[Figure record listings]
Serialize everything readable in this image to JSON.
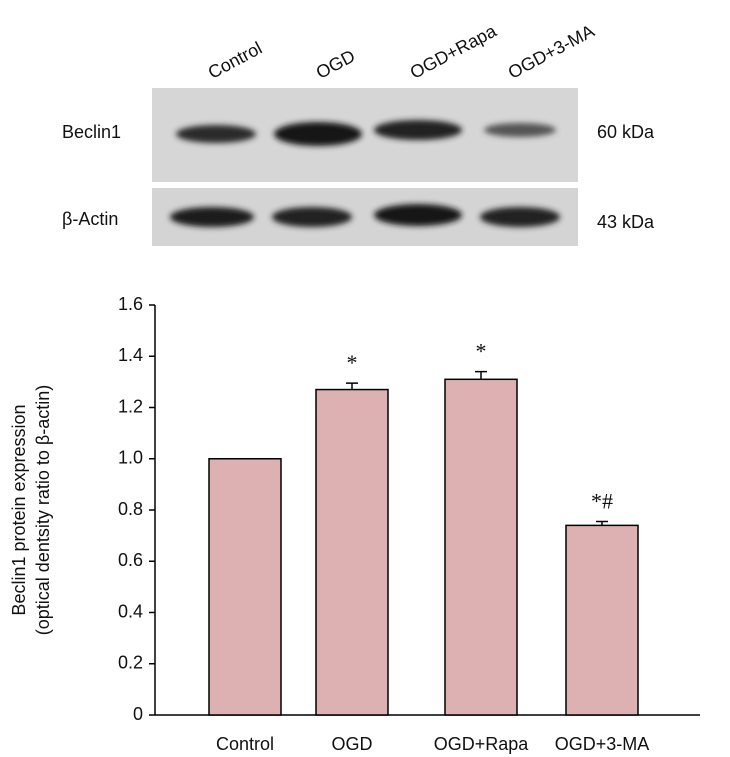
{
  "blot": {
    "lanes": [
      "Control",
      "OGD",
      "OGD+Rapa",
      "OGD+3-MA"
    ],
    "rows": [
      {
        "label": "Beclin1",
        "size": "60 kDa"
      },
      {
        "label": "β-Actin",
        "size": "43 kDa"
      }
    ]
  },
  "chart_data": {
    "type": "bar",
    "ylabel": [
      "Beclin1 protein expression",
      "(optical dentsity ratio to β-actin)"
    ],
    "categories": [
      "Control",
      "OGD",
      "OGD+Rapa",
      "OGD+3-MA"
    ],
    "values": [
      1.0,
      1.27,
      1.31,
      0.74
    ],
    "errors": [
      0,
      0.025,
      0.03,
      0.015
    ],
    "annotations": [
      null,
      "*",
      "*",
      "*#"
    ],
    "color": "#ddb1b1",
    "ylim": [
      0,
      1.6
    ],
    "yticks": [
      0,
      0.2,
      0.4,
      0.6,
      0.8,
      {
        "value": 1,
        "label": "1.0"
      },
      1.2,
      1.4,
      1.6
    ]
  }
}
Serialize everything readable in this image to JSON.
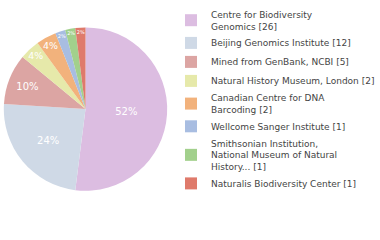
{
  "chart_data": {
    "type": "pie",
    "categories": [
      "Centre for Biodiversity\nGenomics [26]",
      "Beijing Genomics Institute [12]",
      "Mined from GenBank, NCBI [5]",
      "Natural History Museum, London [2]",
      "Canadian Centre for DNA\nBarcoding [2]",
      "Wellcome Sanger Institute [1]",
      "Smithsonian Institution,\nNational Museum of Natural\nHistory... [1]",
      "Naturalis Biodiversity Center [1]"
    ],
    "values": [
      52,
      24,
      10,
      4,
      4,
      2,
      2,
      2
    ],
    "value_labels": [
      "52%",
      "24%",
      "10%",
      "4%",
      "4%",
      "2%",
      "2%",
      "2%"
    ],
    "colors": [
      "#dcbde1",
      "#cfd9e6",
      "#dca5a3",
      "#e6e9aa",
      "#f2b27c",
      "#a8bde1",
      "#a2d08c",
      "#df7a6b"
    ],
    "data_labels": true,
    "legend": "right"
  }
}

* WORK INSTRUCTION: Write out the data above exactly, minus any images.

* ANSWER AREA:
Serialize everything readable in this image to JSON.
{
  "blot": {
    "lanes": [
      "Control",
      "OGD",
      "OGD+Rapa",
      "OGD+3-MA"
    ],
    "rows": [
      {
        "label": "Beclin1",
        "size": "60 kDa"
      },
      {
        "label": "β-Actin",
        "size": "43 kDa"
      }
    ]
  },
  "chart_data": {
    "type": "bar",
    "ylabel": [
      "Beclin1 protein expression",
      "(optical dentsity ratio to β-actin)"
    ],
    "categories": [
      "Control",
      "OGD",
      "OGD+Rapa",
      "OGD+3-MA"
    ],
    "values": [
      1.0,
      1.27,
      1.31,
      0.74
    ],
    "errors": [
      0,
      0.025,
      0.03,
      0.015
    ],
    "annotations": [
      null,
      "*",
      "*",
      "*#"
    ],
    "color": "#ddb1b1",
    "ylim": [
      0,
      1.6
    ],
    "yticks": [
      0,
      0.2,
      0.4,
      0.6,
      0.8,
      {
        "value": 1,
        "label": "1.0"
      },
      1.2,
      1.4,
      1.6
    ]
  }
}
Serialize everything readable in this image to JSON.
{
  "chart_data": {
    "type": "pie",
    "categories": [
      "Centre for Biodiversity\nGenomics [26]",
      "Beijing Genomics Institute [12]",
      "Mined from GenBank, NCBI [5]",
      "Natural History Museum, London [2]",
      "Canadian Centre for DNA\nBarcoding [2]",
      "Wellcome Sanger Institute [1]",
      "Smithsonian Institution,\nNational Museum of Natural\nHistory... [1]",
      "Naturalis Biodiversity Center [1]"
    ],
    "values": [
      52,
      24,
      10,
      4,
      4,
      2,
      2,
      2
    ],
    "value_labels": [
      "52%",
      "24%",
      "10%",
      "4%",
      "4%",
      "2%",
      "2%",
      "2%"
    ],
    "colors": [
      "#dcbde1",
      "#cfd9e6",
      "#dca5a3",
      "#e6e9aa",
      "#f2b27c",
      "#a8bde1",
      "#a2d08c",
      "#df7a6b"
    ],
    "data_labels": true,
    "legend": "right"
  }
}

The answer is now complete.